**Exercise prompt:** All of the data should be repeated exactly; pictures are not part of the copy.
##### Provided information #####
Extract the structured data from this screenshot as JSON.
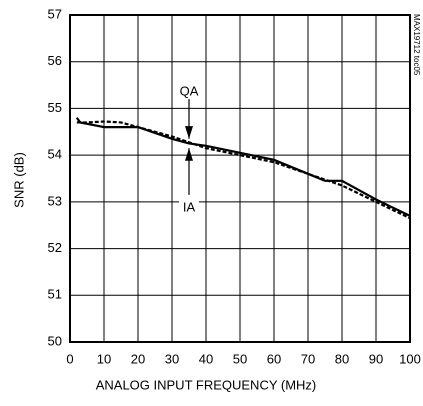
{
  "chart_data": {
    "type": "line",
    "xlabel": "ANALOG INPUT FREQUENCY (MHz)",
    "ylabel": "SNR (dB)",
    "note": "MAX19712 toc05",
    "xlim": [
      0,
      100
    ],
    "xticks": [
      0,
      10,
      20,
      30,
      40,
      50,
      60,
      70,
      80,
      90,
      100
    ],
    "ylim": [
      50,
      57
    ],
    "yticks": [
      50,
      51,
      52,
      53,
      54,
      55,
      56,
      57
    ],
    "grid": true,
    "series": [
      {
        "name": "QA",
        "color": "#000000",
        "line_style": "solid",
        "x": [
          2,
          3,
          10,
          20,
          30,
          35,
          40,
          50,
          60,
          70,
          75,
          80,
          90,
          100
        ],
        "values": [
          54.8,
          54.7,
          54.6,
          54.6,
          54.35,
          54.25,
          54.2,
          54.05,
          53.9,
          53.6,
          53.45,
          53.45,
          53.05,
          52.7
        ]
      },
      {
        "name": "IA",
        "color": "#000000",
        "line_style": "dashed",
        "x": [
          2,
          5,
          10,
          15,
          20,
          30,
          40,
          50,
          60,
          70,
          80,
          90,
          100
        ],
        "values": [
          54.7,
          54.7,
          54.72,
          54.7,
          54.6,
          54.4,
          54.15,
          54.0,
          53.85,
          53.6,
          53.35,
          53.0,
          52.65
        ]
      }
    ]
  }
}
#####
**Solution to the problem:**
Extract the structured data from this screenshot as JSON.
{
  "chart_data": {
    "type": "line",
    "xlabel": "ANALOG INPUT FREQUENCY (MHz)",
    "ylabel": "SNR (dB)",
    "note": "MAX19712 toc05",
    "xlim": [
      0,
      100
    ],
    "xticks": [
      0,
      10,
      20,
      30,
      40,
      50,
      60,
      70,
      80,
      90,
      100
    ],
    "ylim": [
      50,
      57
    ],
    "yticks": [
      50,
      51,
      52,
      53,
      54,
      55,
      56,
      57
    ],
    "grid": true,
    "series": [
      {
        "name": "QA",
        "color": "#000000",
        "line_style": "solid",
        "x": [
          2,
          3,
          10,
          20,
          30,
          35,
          40,
          50,
          60,
          70,
          75,
          80,
          90,
          100
        ],
        "values": [
          54.8,
          54.7,
          54.6,
          54.6,
          54.35,
          54.25,
          54.2,
          54.05,
          53.9,
          53.6,
          53.45,
          53.45,
          53.05,
          52.7
        ]
      },
      {
        "name": "IA",
        "color": "#000000",
        "line_style": "dashed",
        "x": [
          2,
          5,
          10,
          15,
          20,
          30,
          40,
          50,
          60,
          70,
          80,
          90,
          100
        ],
        "values": [
          54.7,
          54.7,
          54.72,
          54.7,
          54.6,
          54.4,
          54.15,
          54.0,
          53.85,
          53.6,
          53.35,
          53.0,
          52.65
        ]
      }
    ]
  }
}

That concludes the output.